_Exercise goal:_
Copy all lines of the listing that include the string "Couples".

-- start Input rows --

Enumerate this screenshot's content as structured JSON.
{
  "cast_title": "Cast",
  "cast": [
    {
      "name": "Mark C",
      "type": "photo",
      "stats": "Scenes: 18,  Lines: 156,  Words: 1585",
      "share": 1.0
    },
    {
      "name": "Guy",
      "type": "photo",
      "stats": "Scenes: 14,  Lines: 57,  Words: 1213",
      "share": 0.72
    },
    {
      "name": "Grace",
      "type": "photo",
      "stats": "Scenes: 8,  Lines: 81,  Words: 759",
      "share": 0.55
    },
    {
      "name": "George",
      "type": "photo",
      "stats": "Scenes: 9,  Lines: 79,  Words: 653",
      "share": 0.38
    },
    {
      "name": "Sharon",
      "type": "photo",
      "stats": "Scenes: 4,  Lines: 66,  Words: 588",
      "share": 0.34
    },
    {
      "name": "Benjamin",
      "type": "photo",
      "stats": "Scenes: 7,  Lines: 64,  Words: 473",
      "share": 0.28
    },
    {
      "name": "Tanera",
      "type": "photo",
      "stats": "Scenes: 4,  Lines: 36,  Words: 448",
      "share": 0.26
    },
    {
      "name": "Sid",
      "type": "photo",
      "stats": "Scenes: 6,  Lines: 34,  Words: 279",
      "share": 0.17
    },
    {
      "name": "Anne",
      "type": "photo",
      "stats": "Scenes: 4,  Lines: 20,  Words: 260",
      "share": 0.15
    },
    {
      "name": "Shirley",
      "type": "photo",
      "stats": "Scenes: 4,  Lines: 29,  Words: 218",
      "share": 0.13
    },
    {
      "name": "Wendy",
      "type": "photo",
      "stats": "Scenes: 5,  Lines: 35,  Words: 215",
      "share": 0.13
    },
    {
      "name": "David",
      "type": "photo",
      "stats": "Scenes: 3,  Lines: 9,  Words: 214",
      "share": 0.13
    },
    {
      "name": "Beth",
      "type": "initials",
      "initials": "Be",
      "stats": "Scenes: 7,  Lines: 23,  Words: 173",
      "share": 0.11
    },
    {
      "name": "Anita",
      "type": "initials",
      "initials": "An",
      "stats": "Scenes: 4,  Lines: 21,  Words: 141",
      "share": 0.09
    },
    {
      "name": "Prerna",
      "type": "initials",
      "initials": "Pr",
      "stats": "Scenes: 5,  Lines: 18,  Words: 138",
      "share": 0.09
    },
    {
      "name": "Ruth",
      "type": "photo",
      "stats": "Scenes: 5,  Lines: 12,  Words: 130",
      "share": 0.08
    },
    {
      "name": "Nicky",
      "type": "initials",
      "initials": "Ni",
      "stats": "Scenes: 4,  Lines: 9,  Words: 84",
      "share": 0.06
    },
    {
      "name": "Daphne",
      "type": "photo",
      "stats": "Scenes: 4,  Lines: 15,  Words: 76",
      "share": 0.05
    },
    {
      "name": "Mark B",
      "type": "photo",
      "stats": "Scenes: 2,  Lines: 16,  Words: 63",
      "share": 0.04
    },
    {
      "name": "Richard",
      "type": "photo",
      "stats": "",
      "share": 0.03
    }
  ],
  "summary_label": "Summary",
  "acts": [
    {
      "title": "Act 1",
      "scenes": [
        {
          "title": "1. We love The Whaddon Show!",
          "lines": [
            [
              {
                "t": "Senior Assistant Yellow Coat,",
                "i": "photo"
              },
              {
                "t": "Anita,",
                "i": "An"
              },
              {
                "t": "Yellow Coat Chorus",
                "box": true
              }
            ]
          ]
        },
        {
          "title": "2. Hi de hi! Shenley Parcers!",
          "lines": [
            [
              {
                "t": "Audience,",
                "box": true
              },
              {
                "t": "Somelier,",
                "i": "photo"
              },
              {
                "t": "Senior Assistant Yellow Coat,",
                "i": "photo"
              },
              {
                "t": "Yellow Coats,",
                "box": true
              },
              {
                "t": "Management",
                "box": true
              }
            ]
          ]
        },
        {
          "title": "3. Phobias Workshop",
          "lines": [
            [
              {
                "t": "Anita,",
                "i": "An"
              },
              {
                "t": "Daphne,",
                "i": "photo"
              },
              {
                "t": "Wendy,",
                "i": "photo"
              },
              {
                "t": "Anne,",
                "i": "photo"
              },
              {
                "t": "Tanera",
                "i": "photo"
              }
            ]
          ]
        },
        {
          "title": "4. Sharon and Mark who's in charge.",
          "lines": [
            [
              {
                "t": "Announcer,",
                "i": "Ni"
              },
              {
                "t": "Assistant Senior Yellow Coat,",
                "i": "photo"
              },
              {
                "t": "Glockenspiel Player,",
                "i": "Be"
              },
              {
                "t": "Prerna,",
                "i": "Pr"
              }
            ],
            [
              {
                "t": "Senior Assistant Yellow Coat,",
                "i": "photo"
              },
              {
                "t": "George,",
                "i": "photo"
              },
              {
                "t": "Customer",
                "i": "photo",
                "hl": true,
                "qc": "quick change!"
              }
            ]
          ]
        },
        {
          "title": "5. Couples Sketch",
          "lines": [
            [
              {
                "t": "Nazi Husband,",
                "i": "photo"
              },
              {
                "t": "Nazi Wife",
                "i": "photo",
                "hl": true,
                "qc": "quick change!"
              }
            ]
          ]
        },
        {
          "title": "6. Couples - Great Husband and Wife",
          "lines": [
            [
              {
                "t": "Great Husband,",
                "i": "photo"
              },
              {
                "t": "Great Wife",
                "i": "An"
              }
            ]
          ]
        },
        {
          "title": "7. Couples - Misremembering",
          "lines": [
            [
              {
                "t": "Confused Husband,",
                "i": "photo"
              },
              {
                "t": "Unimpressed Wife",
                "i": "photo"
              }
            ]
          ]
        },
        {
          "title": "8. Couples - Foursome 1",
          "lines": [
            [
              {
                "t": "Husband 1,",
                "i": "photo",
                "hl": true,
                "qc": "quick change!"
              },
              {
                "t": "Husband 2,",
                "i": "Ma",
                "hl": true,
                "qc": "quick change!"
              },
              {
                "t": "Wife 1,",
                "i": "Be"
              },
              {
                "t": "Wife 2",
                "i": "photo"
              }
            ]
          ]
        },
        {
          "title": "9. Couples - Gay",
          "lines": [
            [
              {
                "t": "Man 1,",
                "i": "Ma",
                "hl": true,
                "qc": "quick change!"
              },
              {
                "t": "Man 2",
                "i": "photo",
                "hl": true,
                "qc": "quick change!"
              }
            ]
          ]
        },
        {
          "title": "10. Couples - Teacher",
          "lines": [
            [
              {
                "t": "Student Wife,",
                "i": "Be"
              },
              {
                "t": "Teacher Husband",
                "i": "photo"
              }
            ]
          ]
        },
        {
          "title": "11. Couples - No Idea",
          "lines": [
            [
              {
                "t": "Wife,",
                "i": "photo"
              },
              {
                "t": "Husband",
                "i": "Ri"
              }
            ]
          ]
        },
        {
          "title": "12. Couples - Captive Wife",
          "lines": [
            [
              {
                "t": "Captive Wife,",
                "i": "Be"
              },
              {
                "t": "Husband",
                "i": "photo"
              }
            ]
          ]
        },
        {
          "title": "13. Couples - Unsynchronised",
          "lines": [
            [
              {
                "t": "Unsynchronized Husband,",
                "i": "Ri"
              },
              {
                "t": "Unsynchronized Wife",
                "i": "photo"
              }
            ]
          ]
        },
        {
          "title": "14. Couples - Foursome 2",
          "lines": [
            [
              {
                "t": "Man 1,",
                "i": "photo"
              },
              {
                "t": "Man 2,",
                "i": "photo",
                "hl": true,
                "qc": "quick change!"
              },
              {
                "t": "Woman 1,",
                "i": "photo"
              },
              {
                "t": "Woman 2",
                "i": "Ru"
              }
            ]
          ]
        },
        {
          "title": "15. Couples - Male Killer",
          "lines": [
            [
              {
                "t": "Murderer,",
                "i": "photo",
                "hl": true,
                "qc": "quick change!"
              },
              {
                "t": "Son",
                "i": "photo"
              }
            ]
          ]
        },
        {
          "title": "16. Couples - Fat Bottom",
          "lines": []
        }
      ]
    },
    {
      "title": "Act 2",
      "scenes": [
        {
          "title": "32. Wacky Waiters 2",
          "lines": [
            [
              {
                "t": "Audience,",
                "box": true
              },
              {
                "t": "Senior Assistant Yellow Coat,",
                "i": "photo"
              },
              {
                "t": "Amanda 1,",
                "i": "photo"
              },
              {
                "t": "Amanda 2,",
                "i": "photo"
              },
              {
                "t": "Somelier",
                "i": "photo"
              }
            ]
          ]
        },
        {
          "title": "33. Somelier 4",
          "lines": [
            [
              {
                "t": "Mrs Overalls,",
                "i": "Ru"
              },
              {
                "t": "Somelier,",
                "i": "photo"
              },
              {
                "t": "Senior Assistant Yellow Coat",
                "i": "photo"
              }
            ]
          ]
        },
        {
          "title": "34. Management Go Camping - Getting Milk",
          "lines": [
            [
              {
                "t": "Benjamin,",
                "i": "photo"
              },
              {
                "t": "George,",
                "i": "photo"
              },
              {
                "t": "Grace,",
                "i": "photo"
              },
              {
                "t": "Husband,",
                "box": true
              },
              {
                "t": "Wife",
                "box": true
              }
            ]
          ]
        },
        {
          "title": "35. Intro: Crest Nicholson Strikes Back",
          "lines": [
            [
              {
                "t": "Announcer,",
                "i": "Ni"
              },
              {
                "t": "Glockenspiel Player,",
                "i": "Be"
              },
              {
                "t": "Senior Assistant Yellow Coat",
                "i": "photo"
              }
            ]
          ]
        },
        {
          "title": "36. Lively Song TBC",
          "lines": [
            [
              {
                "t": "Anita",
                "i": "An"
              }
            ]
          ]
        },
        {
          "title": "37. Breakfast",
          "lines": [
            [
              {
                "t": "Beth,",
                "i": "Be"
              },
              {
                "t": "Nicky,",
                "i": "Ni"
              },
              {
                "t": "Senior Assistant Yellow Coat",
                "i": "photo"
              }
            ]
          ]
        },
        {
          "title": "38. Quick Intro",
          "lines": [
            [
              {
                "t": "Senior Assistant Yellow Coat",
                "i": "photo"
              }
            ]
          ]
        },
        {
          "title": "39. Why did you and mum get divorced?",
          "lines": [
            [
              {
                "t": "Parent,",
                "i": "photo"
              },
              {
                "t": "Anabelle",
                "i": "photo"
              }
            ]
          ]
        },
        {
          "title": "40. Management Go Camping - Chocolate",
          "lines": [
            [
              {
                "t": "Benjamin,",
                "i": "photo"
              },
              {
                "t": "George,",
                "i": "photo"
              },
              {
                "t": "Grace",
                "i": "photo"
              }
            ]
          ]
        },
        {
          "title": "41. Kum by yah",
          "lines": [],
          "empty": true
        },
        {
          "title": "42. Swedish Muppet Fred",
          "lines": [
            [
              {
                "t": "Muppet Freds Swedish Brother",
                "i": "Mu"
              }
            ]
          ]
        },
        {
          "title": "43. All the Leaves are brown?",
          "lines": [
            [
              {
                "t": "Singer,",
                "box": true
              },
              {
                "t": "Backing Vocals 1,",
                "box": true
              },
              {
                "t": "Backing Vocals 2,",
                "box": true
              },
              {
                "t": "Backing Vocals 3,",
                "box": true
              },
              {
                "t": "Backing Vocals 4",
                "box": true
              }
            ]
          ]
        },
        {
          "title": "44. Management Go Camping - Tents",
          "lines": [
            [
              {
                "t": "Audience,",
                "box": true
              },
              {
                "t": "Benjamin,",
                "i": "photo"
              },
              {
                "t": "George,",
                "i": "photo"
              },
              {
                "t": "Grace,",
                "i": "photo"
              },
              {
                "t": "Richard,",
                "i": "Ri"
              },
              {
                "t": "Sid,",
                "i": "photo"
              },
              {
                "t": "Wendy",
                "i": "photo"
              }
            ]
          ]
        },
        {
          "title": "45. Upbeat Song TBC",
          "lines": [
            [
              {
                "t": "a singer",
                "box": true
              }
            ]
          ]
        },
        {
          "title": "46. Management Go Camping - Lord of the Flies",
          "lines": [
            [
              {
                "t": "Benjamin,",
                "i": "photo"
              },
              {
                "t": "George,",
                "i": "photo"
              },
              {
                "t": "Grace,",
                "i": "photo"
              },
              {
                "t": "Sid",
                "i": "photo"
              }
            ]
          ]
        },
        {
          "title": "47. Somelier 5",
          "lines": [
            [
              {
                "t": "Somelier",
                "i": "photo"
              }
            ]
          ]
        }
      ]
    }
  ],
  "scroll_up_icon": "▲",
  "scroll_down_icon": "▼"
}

-- end Input rows --

_Solution to the exercise:_
          "title": "5. Couples Sketch",
          "title": "6. Couples - Great Husband and Wife",
          "title": "7. Couples - Misremembering",
          "title": "8. Couples - Foursome 1",
          "title": "9. Couples - Gay",
          "title": "10. Couples - Teacher",
          "title": "11. Couples - No Idea",
          "title": "12. Couples - Captive Wife",
          "title": "13. Couples - Unsynchronised",
          "title": "14. Couples - Foursome 2",
          "title": "15. Couples - Male Killer",
          "title": "16. Couples - Fat Bottom",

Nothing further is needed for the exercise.